*Prompt*
Go through the entries below and write each one out exactly.

*Supplied data*
# # # #

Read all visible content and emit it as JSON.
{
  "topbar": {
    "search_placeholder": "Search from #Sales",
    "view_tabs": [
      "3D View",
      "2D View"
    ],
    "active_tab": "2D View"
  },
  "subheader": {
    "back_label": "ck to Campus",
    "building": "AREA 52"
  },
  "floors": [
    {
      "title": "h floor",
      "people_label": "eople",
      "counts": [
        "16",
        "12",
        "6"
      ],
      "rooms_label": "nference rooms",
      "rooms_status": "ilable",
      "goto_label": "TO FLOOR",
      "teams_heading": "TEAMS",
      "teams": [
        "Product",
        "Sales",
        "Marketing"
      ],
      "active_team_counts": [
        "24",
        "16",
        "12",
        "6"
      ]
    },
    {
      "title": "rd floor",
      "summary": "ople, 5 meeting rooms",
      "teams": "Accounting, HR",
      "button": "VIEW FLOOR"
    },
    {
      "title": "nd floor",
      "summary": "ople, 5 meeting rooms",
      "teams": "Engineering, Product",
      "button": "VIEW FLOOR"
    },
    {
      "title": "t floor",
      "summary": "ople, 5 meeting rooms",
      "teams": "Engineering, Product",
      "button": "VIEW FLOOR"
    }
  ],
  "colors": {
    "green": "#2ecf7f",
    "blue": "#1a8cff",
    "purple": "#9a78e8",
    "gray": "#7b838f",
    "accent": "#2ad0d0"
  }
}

# # # #

*Answer to the exercise*
Read all visible content and emit it as JSON.
{
  "topbar": {
    "search_placeholder": "Search from #Sales",
    "view_tabs": [
      "3D View",
      "2D View"
    ],
    "active_tab": "2D View"
  },
  "subheader": {
    "back_label": "ck to Campus",
    "building": "AREA 52"
  },
  "floors": [
    {
      "title": "h floor",
      "people_label": "eople",
      "counts": [
        "16",
        "12",
        "6"
      ],
      "rooms_label": "nference rooms",
      "rooms_status": "ilable",
      "goto_label": "TO FLOOR",
      "teams_heading": "TEAMS",
      "teams": [
        "Product",
        "Sales",
        "Marketing"
      ],
      "active_team_counts": [
        "24",
        "16",
        "12",
        "6"
      ]
    },
    {
      "title": "rd floor",
      "summary": "ople, 5 meeting rooms",
      "teams": "Accounting, HR",
      "button": "VIEW FLOOR"
    },
    {
      "title": "nd floor",
      "summary": "ople, 5 meeting rooms",
      "teams": "Engineering, Product",
      "button": "VIEW FLOOR"
    },
    {
      "title": "t floor",
      "summary": "ople, 5 meeting rooms",
      "teams": "Engineering, Product",
      "button": "VIEW FLOOR"
    }
  ],
  "colors": {
    "green": "#2ecf7f",
    "blue": "#1a8cff",
    "purple": "#9a78e8",
    "gray": "#7b838f",
    "accent": "#2ad0d0"
  }
}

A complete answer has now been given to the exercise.